■ **EXERCISE INSTRUCTIONS**:
Give nothing except the number of lines containing the word "normal".

* * * *

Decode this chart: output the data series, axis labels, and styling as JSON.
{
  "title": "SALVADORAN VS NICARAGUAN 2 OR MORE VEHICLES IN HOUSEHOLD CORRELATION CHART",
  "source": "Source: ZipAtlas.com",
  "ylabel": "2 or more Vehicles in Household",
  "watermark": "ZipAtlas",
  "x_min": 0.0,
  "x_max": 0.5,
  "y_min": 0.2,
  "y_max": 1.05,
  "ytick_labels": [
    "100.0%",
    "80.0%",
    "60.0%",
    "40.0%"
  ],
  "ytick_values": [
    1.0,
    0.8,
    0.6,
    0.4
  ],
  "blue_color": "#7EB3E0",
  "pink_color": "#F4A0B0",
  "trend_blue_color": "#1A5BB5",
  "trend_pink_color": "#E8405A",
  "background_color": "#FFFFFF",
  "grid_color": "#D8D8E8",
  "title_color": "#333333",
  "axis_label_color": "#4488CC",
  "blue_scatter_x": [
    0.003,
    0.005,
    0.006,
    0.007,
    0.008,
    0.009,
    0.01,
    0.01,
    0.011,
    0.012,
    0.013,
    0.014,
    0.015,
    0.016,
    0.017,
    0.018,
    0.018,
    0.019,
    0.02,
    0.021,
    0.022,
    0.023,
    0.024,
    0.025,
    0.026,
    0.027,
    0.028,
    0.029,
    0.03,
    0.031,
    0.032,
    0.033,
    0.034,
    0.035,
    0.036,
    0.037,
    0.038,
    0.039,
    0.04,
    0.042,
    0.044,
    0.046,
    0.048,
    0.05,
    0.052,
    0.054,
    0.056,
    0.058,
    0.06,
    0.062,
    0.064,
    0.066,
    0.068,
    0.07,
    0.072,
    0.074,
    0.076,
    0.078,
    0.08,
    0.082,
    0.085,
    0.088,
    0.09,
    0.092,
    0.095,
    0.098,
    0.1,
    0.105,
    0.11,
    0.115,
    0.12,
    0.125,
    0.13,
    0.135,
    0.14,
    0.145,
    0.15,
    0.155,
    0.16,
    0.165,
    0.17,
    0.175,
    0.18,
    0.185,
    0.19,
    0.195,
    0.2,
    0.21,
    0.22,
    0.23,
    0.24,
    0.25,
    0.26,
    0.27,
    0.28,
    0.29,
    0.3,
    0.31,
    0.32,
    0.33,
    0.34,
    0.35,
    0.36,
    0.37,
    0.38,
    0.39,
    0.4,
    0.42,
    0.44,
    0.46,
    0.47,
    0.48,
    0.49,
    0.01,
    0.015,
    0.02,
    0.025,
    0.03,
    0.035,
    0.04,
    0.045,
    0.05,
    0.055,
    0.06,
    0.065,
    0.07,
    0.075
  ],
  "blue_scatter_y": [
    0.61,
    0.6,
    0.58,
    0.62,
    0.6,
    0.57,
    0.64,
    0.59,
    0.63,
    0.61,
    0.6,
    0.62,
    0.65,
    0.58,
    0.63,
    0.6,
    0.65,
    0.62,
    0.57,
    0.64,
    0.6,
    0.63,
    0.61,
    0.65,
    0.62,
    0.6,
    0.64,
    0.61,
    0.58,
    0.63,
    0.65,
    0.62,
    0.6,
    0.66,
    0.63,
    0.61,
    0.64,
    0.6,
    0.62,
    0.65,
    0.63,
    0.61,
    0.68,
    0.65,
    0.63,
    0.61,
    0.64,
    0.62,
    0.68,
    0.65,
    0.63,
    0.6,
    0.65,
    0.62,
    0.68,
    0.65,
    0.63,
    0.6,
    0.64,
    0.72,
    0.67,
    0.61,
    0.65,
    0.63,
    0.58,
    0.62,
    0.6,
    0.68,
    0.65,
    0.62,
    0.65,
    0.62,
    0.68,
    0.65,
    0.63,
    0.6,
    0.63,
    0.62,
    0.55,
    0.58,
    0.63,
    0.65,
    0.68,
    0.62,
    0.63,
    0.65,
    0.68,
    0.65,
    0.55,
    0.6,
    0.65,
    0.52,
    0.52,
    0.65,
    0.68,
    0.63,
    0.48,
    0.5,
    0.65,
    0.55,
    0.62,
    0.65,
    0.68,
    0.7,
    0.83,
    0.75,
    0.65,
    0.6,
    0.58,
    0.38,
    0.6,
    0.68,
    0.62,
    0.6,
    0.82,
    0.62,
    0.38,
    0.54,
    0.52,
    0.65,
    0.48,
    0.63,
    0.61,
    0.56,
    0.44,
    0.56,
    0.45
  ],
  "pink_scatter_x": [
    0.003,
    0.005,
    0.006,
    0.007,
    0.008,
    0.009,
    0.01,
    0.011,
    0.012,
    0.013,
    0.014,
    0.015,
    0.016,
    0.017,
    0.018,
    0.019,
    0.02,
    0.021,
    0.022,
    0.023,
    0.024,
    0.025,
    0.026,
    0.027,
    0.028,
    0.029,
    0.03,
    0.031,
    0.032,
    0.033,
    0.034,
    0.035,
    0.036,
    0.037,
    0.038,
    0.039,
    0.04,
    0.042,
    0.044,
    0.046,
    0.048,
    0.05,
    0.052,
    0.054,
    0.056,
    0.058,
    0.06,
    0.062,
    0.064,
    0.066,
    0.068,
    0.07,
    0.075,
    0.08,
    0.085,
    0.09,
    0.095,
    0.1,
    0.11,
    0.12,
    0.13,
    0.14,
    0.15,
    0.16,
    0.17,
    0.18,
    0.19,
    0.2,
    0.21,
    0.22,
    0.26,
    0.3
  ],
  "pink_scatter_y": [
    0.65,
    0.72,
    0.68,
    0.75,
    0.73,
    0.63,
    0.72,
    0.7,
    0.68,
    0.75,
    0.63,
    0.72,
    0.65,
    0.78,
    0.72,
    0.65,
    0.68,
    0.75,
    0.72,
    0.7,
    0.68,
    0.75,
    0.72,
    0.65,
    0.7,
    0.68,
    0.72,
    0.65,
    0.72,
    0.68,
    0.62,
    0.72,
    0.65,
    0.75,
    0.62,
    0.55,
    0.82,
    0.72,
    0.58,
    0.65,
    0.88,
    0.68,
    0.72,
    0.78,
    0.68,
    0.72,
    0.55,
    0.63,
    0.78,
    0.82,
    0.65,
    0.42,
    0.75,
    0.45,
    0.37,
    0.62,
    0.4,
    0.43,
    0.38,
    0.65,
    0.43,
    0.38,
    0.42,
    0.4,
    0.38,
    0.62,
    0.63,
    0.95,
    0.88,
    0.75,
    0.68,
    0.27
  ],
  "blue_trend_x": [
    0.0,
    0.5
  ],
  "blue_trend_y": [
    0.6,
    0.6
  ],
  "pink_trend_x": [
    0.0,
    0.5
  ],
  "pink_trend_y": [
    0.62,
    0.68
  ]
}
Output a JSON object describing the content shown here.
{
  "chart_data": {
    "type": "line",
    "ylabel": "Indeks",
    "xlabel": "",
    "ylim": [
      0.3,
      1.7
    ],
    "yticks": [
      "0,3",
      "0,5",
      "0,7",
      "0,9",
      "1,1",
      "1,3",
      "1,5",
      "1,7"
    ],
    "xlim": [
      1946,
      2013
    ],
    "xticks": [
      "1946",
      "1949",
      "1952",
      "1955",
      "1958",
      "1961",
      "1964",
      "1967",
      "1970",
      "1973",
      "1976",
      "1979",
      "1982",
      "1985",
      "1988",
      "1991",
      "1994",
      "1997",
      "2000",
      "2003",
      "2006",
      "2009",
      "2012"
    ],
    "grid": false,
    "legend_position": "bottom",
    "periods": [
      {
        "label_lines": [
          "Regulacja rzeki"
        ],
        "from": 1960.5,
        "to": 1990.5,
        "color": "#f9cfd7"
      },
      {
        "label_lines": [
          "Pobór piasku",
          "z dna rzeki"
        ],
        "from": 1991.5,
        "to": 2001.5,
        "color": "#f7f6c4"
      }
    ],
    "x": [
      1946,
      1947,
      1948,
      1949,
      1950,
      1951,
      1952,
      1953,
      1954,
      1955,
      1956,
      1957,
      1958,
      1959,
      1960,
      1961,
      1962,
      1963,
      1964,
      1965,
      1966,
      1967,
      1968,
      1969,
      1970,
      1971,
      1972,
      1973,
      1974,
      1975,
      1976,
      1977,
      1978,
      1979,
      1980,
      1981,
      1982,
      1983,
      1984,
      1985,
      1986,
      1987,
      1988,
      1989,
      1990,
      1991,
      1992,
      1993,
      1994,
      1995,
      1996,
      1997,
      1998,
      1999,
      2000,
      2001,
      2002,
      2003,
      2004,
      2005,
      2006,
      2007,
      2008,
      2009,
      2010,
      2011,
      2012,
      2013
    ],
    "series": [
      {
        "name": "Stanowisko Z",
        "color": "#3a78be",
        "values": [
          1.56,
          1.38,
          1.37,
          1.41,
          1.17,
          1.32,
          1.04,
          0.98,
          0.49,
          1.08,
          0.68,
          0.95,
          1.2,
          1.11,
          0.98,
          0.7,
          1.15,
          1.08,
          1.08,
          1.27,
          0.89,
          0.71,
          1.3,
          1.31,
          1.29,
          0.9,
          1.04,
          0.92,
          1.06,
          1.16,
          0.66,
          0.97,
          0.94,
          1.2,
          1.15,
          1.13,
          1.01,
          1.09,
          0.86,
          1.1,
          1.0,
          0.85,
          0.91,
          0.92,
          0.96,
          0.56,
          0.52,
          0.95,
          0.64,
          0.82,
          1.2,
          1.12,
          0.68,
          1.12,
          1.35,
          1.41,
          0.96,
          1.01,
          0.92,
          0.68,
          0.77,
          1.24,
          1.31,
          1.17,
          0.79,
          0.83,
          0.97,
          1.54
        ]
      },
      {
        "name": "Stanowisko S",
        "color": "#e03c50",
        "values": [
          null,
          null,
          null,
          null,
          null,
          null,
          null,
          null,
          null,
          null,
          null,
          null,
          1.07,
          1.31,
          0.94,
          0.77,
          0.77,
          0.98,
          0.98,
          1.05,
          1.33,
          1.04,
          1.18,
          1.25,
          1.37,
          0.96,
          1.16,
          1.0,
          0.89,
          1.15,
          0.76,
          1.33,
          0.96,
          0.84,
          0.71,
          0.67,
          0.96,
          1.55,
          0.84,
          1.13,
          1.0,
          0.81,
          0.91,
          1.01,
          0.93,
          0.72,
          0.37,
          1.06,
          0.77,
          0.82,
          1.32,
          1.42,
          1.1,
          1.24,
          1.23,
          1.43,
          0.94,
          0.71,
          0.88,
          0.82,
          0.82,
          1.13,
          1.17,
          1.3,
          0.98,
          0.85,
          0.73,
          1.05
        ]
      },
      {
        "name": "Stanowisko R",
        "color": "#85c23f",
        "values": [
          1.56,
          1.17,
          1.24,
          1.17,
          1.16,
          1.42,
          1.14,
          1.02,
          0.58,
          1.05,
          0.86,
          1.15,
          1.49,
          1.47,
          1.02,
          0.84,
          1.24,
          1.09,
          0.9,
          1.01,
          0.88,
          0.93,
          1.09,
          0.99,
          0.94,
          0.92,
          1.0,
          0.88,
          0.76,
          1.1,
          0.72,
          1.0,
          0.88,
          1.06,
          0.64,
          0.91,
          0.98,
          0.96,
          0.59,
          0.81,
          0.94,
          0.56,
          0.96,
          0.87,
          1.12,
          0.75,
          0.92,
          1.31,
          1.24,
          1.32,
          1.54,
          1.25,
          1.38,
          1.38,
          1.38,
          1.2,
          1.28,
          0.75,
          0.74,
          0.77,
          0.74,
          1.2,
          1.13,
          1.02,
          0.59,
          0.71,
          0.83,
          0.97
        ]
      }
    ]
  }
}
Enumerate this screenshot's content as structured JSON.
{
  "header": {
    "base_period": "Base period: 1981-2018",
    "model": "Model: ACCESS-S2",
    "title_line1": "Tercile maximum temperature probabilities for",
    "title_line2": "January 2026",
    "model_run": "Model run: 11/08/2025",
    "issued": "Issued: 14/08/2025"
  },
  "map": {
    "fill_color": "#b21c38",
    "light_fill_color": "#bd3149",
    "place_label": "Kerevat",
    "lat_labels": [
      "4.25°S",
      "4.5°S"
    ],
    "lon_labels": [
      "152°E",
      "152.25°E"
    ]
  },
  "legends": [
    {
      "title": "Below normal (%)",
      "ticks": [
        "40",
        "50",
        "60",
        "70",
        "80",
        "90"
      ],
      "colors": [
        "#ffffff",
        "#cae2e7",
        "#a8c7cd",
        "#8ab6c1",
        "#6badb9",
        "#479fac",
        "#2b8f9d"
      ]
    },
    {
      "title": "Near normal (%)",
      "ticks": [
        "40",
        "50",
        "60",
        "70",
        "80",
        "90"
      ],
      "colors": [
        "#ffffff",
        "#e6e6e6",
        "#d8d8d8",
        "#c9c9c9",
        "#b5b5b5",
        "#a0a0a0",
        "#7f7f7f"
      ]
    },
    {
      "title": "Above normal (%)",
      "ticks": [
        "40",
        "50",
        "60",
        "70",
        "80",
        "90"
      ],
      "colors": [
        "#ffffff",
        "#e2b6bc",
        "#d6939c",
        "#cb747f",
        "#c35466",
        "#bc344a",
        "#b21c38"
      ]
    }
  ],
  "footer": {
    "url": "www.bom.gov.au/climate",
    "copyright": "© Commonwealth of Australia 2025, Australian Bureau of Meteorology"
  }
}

* * * *

■ **IN RESPONSE**:
3